▶ [Brief] Using the records provided below, locate and copy each line that contains the word "values".

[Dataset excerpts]
Start

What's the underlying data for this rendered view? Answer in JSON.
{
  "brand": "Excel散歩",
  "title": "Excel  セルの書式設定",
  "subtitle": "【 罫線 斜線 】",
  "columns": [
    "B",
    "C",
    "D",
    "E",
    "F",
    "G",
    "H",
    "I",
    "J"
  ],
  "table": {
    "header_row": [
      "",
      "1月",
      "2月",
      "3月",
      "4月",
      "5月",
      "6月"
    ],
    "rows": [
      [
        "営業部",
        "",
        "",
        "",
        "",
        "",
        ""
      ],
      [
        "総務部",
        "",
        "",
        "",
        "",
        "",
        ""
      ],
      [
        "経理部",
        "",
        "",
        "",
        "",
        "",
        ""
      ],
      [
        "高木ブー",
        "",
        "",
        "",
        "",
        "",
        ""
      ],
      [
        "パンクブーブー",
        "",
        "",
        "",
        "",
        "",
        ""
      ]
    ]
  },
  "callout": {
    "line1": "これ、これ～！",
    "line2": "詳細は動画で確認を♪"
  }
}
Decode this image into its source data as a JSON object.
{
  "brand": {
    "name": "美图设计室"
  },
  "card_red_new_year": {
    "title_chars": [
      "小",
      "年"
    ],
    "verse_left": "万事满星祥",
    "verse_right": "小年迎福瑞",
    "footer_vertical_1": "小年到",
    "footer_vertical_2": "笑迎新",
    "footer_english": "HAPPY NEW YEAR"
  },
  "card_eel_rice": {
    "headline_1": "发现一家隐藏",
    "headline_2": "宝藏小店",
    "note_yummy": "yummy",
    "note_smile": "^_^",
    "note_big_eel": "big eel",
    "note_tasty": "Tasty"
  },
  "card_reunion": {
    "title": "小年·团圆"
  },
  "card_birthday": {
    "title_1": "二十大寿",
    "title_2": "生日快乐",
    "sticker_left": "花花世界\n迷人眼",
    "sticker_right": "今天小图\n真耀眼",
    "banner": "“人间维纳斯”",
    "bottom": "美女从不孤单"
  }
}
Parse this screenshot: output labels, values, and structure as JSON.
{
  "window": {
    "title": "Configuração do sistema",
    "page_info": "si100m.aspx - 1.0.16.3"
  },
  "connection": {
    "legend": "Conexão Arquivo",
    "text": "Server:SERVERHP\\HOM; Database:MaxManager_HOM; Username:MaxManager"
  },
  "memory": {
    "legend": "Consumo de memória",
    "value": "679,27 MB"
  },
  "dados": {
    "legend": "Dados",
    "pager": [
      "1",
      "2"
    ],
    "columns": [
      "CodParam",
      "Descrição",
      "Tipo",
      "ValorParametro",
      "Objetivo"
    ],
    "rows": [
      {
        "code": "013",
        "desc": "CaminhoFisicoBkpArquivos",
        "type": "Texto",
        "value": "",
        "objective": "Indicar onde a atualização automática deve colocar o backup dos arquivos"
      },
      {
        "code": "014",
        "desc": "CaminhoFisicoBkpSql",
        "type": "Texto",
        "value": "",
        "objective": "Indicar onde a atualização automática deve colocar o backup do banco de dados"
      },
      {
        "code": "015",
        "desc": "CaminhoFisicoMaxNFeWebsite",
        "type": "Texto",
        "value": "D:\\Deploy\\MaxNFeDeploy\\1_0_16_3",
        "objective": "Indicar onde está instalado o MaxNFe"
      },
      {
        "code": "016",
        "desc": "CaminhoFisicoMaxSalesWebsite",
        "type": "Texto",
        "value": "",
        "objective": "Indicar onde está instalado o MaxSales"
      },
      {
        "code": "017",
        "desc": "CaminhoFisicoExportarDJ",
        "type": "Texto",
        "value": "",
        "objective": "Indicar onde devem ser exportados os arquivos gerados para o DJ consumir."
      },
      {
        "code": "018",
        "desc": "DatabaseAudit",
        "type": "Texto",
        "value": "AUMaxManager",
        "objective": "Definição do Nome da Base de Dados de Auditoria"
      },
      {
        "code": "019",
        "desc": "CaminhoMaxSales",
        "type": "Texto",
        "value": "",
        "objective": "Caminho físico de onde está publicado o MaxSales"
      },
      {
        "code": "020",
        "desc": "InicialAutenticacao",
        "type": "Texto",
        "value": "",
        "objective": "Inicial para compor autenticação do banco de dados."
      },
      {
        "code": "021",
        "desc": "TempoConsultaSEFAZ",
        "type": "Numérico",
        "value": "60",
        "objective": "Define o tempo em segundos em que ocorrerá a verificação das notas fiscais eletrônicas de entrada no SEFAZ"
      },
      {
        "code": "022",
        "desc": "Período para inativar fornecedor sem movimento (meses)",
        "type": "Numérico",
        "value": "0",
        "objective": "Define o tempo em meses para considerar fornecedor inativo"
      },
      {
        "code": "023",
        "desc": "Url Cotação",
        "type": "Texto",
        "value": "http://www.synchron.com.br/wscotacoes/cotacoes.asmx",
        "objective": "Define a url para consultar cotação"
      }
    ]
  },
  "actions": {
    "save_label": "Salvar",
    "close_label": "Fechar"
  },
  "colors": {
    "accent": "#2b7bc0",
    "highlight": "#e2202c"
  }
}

End
Start

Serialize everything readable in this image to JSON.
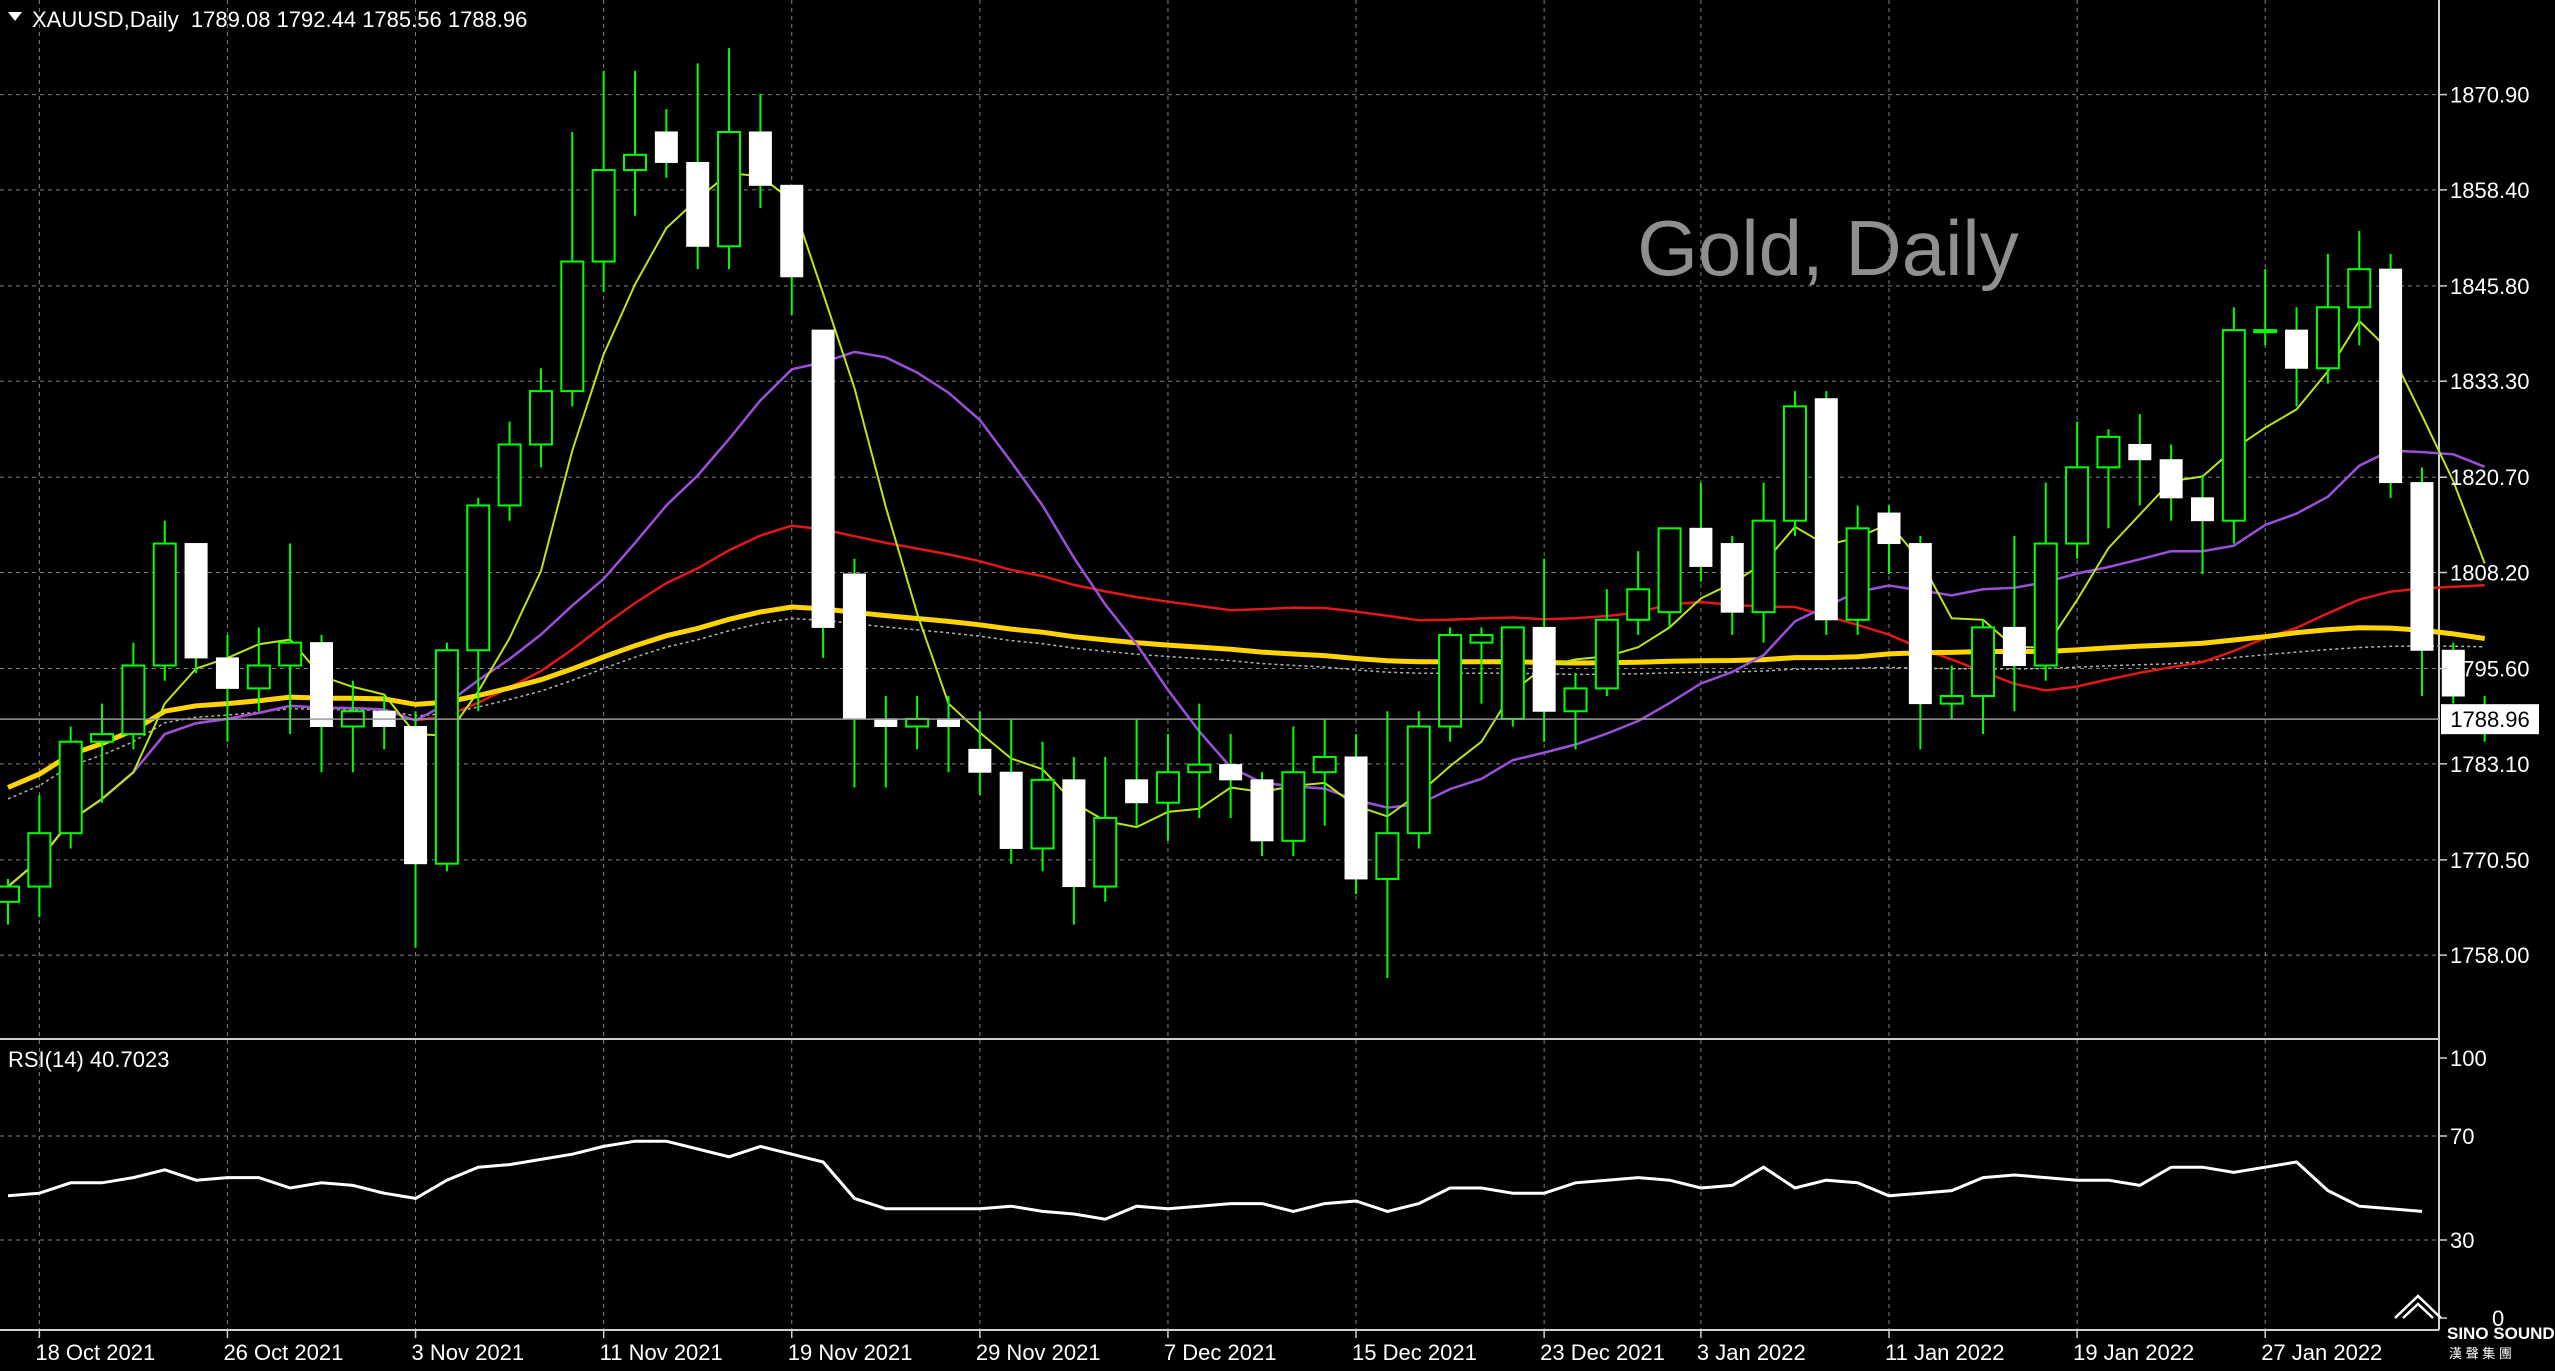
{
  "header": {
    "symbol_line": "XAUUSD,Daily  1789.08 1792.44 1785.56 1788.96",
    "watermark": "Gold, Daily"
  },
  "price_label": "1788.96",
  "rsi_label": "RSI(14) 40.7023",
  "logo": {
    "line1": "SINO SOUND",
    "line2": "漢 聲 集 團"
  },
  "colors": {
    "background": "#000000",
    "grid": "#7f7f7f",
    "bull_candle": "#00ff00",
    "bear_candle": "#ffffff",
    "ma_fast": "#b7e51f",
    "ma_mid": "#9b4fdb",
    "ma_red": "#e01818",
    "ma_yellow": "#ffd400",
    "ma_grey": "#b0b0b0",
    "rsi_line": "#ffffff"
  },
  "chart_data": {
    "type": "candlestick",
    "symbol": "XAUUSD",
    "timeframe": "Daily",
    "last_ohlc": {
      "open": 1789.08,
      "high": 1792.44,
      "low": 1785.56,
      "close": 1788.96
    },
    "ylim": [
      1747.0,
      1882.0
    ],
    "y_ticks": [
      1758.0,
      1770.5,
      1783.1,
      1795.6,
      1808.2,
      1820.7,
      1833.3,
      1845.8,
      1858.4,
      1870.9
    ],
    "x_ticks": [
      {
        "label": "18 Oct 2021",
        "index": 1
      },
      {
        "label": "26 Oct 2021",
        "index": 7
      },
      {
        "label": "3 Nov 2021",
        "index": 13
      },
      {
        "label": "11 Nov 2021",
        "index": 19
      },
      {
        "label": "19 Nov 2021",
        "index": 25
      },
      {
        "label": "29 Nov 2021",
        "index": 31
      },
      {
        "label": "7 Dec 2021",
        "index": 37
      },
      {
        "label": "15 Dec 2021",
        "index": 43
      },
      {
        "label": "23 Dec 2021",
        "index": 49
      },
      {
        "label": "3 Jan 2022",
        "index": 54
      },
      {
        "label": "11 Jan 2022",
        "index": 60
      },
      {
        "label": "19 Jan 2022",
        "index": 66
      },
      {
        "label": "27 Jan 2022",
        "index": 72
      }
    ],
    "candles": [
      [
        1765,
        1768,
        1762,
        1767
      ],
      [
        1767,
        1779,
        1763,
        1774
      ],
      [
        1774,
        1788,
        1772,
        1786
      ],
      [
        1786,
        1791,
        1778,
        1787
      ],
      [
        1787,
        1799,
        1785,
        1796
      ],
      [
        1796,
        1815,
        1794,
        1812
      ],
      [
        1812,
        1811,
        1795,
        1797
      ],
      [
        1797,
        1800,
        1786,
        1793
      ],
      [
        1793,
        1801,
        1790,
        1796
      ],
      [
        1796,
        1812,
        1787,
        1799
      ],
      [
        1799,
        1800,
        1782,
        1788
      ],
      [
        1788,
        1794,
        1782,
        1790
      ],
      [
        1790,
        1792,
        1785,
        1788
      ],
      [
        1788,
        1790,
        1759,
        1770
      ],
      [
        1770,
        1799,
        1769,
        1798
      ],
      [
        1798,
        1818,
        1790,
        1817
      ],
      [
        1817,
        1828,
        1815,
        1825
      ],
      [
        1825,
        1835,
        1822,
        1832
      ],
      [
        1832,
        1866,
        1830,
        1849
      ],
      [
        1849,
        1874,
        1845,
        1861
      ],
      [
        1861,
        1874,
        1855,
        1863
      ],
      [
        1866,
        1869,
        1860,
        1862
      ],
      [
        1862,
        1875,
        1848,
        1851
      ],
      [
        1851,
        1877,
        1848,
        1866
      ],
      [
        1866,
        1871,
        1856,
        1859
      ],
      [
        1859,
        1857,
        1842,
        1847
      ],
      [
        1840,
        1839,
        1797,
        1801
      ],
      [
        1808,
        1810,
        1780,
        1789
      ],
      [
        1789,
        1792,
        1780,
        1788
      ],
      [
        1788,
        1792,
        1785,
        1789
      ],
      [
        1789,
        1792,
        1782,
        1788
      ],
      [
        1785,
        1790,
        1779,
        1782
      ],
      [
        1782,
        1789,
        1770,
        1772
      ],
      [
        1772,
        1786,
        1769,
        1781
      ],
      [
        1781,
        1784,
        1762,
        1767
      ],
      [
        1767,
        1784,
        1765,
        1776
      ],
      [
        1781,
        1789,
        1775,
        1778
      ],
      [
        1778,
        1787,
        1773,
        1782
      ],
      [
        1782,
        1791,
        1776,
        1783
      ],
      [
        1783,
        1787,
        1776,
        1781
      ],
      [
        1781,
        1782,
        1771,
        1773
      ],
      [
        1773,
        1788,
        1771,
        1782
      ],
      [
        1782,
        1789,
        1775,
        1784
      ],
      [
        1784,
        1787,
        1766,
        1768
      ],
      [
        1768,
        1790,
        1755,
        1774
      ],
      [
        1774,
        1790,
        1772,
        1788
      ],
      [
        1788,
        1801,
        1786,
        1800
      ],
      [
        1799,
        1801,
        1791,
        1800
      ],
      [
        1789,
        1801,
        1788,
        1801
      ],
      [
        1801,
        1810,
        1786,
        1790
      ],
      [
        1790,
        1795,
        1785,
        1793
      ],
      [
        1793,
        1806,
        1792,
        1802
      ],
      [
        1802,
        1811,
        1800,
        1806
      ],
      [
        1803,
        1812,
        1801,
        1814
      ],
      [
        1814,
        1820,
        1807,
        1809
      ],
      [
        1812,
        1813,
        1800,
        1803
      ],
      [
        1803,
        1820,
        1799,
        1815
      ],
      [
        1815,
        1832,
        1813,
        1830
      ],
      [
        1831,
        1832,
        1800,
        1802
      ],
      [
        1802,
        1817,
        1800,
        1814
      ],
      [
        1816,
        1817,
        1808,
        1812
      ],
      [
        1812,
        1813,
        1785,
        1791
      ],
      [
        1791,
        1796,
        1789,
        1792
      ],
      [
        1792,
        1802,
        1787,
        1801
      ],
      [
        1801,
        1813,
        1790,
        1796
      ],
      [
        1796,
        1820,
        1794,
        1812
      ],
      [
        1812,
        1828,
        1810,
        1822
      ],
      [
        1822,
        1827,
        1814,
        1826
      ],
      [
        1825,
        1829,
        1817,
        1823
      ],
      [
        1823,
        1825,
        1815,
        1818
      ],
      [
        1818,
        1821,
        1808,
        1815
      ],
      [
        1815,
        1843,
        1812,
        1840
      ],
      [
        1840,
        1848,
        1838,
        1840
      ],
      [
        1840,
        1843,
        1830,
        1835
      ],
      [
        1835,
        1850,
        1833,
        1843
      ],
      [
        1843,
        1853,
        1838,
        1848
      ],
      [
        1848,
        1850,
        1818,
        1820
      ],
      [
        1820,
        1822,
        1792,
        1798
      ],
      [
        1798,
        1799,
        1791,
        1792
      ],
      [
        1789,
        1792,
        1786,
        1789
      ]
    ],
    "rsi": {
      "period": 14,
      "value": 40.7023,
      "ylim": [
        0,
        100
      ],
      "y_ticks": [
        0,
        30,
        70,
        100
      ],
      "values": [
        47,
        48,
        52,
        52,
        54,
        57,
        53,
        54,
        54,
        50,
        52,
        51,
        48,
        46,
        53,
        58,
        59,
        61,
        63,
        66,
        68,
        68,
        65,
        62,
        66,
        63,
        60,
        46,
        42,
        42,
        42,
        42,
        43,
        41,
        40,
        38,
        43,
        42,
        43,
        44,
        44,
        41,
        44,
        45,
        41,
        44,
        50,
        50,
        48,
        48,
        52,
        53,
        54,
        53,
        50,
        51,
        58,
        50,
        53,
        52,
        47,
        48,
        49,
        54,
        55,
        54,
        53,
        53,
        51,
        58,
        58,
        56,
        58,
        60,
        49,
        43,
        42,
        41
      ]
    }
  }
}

End
Start

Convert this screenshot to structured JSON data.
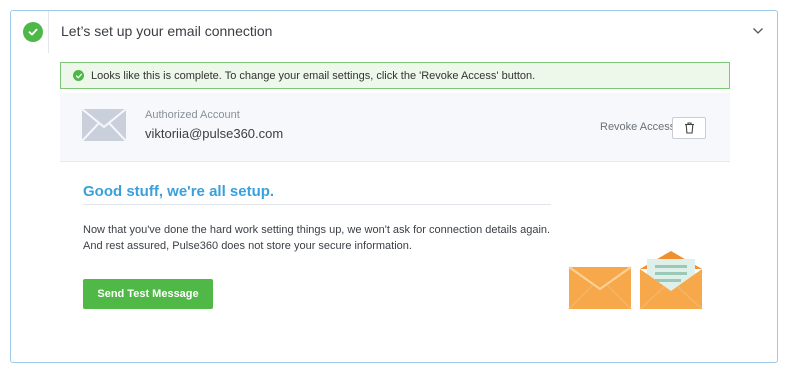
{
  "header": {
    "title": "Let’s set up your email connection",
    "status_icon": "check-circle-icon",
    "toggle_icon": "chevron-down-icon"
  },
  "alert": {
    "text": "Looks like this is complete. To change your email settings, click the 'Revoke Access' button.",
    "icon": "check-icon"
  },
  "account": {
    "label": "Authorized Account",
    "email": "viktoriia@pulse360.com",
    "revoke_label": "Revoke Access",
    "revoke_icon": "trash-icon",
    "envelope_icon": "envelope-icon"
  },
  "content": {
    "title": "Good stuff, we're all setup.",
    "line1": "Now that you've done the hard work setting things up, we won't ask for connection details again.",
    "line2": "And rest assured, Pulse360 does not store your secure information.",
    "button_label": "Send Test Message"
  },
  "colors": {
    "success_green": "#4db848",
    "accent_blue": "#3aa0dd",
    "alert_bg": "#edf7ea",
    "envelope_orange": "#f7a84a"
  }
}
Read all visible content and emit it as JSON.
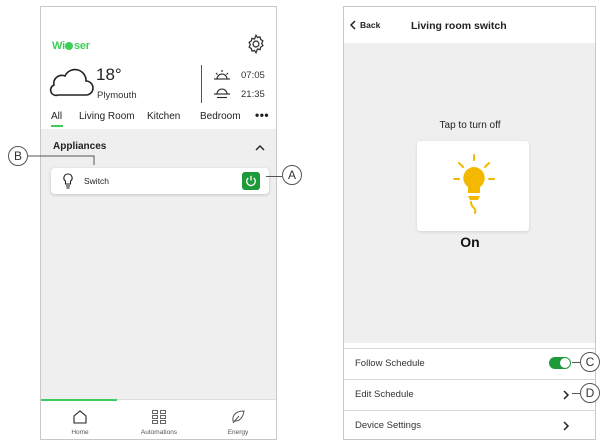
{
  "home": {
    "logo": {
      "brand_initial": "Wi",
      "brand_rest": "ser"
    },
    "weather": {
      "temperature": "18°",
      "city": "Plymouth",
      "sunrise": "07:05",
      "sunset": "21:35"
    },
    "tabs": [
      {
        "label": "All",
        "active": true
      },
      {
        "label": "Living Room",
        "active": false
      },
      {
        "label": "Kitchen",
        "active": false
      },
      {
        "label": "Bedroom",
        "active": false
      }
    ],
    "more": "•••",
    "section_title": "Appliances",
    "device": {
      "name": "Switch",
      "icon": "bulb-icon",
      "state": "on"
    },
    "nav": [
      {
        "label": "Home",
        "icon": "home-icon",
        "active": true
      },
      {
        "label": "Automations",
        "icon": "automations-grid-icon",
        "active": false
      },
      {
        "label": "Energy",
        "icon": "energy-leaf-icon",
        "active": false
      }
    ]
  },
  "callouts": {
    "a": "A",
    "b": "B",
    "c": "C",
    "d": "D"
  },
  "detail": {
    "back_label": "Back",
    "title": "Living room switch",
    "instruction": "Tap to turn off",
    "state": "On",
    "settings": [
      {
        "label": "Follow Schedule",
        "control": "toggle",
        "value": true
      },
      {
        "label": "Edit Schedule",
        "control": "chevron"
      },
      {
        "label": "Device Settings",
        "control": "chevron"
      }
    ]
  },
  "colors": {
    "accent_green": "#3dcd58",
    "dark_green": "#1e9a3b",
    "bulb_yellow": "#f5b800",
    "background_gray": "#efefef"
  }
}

End

▶ [Answer for the task]
Parse this screenshot: output labels, values, and structure as JSON.
      "values": [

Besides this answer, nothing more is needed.